# start of The records

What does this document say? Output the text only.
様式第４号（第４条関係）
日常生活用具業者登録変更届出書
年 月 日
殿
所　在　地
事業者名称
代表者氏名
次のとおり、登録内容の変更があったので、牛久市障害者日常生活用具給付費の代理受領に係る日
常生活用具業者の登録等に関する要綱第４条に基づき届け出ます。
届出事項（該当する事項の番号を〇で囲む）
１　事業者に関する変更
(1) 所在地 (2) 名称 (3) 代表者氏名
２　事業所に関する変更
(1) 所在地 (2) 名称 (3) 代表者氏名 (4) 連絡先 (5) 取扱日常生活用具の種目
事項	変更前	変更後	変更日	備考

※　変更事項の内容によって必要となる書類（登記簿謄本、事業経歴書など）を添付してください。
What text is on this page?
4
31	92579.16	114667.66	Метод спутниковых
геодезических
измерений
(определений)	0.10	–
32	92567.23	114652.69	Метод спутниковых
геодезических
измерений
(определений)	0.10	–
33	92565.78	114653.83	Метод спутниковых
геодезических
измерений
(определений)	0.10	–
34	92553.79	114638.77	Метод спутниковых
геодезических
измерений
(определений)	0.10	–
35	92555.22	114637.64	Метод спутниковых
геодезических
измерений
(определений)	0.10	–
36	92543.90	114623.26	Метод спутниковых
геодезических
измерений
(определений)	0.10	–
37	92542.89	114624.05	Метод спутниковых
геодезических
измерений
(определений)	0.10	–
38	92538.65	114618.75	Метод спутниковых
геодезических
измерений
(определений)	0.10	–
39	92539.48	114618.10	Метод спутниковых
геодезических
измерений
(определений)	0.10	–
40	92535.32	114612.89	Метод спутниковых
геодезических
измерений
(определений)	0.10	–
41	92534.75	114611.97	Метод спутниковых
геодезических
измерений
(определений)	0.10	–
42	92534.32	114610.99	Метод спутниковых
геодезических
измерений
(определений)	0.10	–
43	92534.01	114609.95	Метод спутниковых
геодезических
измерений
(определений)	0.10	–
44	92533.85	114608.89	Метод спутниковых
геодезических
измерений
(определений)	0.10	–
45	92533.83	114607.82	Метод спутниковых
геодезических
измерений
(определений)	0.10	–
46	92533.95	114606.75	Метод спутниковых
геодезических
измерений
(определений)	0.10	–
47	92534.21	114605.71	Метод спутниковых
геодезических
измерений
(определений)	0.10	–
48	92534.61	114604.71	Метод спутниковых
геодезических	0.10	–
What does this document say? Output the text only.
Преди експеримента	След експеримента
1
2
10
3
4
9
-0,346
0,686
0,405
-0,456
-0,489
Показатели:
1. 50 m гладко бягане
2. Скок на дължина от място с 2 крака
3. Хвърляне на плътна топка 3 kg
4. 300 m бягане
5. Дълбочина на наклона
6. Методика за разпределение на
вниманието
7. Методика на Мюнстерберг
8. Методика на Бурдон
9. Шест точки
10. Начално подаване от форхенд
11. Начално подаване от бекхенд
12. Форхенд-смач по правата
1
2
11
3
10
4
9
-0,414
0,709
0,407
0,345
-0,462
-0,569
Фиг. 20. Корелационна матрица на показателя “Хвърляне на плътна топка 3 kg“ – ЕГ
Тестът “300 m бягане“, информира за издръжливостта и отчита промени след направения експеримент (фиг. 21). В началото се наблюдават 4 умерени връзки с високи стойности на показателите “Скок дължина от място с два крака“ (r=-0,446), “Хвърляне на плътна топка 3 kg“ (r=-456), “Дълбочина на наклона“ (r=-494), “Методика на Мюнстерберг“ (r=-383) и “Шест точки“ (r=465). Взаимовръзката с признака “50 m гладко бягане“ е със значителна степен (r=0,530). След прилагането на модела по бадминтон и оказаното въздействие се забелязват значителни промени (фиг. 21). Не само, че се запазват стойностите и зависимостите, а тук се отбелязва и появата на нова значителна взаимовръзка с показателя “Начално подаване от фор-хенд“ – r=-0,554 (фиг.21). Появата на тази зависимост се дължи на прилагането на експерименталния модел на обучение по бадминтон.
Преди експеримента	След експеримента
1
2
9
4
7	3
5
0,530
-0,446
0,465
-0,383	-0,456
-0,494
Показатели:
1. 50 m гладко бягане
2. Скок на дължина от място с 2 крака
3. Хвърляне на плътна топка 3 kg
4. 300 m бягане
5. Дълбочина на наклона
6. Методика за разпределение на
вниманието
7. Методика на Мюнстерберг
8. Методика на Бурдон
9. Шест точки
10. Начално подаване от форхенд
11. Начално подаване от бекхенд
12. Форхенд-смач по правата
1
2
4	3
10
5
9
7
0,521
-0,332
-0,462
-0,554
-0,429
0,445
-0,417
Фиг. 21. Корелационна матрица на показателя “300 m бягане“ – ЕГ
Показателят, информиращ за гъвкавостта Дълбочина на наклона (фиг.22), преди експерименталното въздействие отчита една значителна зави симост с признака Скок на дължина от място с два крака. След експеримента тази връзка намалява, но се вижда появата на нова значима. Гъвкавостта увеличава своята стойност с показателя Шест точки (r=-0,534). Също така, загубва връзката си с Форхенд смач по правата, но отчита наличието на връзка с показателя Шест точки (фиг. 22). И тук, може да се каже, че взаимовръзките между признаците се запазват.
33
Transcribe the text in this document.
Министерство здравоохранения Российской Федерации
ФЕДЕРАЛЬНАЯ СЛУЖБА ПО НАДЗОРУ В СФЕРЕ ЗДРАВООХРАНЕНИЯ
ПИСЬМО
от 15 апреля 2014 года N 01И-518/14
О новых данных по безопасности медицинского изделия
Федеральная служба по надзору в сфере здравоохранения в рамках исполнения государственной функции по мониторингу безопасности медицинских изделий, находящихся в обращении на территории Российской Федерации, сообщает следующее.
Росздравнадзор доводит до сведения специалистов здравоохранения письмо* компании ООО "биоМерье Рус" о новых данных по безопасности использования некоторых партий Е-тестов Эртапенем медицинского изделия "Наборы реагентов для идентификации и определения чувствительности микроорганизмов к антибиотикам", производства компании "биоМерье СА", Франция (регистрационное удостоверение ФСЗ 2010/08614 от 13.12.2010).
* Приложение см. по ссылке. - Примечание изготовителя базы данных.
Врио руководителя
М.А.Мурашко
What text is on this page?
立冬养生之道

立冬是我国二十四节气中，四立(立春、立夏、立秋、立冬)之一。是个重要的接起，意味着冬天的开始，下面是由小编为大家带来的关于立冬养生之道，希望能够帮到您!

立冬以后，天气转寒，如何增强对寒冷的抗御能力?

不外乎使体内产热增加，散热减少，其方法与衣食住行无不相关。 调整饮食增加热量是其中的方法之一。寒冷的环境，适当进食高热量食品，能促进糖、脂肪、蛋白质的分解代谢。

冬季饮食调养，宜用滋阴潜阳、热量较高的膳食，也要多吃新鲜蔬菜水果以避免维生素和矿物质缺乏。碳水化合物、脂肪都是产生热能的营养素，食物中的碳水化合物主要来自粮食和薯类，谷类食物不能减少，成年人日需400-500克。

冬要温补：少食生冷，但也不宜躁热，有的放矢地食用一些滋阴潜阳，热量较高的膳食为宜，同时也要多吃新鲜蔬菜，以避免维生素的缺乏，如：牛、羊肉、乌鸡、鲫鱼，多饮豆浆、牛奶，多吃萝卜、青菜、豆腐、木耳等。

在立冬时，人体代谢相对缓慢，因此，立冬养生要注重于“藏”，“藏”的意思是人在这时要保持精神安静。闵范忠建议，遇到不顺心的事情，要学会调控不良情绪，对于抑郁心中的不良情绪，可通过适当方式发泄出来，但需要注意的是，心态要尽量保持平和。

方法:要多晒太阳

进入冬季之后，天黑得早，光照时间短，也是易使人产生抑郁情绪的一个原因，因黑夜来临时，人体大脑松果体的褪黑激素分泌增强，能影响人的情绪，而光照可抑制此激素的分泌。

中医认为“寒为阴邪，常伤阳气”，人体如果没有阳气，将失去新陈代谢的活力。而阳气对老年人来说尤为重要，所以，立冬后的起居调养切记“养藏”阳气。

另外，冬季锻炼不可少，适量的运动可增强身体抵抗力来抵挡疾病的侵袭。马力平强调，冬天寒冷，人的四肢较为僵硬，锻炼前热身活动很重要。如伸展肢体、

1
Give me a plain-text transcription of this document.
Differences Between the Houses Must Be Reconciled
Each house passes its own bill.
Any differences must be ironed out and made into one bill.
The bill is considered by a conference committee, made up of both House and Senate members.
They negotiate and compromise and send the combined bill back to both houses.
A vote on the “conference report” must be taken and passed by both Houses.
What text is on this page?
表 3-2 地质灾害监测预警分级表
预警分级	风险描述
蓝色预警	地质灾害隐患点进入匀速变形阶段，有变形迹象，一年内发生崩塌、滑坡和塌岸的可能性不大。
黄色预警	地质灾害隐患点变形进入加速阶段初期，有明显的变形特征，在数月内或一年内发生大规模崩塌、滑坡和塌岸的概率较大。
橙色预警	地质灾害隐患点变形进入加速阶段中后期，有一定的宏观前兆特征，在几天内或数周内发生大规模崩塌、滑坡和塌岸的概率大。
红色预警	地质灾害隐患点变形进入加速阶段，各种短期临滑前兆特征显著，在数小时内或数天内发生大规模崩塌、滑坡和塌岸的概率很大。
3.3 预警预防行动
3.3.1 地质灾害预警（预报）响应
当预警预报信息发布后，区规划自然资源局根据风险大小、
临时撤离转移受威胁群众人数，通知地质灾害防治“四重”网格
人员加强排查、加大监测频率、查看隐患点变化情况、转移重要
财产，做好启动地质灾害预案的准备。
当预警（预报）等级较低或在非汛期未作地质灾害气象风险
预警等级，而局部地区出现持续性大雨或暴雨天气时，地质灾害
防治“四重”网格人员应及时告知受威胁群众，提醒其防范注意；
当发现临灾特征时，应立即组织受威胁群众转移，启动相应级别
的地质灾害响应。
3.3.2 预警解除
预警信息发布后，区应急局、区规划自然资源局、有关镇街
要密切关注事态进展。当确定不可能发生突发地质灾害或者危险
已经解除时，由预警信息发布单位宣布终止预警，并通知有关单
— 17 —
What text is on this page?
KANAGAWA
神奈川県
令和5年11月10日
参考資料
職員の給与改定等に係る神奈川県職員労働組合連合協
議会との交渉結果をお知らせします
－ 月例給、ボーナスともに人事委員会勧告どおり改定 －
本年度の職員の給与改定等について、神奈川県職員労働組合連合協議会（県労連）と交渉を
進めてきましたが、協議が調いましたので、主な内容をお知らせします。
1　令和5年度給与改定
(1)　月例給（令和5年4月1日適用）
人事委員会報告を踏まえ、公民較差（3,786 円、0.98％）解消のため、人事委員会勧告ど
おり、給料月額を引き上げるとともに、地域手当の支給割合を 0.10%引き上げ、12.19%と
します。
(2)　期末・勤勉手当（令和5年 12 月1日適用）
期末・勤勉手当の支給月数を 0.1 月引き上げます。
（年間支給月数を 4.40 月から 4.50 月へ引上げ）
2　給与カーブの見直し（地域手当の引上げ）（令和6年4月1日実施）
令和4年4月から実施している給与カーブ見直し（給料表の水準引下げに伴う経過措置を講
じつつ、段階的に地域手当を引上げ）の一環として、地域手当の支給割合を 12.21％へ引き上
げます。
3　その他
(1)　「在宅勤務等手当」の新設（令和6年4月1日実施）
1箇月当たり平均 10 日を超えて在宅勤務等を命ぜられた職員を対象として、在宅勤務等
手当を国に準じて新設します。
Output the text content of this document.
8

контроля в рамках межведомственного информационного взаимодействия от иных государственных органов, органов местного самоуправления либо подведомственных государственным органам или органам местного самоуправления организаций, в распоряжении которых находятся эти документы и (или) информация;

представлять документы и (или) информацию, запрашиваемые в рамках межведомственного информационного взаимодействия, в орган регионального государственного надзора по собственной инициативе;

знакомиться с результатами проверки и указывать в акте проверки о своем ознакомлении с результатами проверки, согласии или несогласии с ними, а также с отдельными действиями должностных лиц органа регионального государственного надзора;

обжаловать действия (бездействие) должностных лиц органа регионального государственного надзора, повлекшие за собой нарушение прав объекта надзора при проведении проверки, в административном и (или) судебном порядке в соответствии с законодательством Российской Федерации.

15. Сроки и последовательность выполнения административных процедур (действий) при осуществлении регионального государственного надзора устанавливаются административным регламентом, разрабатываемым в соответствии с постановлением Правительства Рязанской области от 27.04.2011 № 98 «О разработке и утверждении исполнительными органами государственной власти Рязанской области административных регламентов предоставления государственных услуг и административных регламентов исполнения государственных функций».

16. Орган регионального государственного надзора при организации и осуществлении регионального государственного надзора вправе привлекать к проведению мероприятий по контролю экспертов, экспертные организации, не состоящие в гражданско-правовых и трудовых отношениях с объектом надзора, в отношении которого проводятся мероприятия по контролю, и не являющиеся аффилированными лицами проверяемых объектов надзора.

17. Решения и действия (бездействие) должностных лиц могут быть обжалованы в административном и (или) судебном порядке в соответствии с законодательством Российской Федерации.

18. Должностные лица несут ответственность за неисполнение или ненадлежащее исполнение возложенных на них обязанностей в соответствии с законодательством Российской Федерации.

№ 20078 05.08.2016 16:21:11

# end of The records

**Work to be completed**
Identify the lines of the entries containing the string "проверки". Copy each such line.

**Result for this exercise**
знакомиться с результатами проверки и указывать в акте проверки о своем ознакомлении с результатами проверки, согласии или несогласии с ними, а также с отдельными действиями должностных лиц органа регионального государственного надзора;
обжаловать действия (бездействие) должностных лиц органа регионального государственного надзора, повлекшие за собой нарушение прав объекта надзора при проведении проверки, в административном и (или) судебном порядке в соответствии с законодательством Российской Федерации.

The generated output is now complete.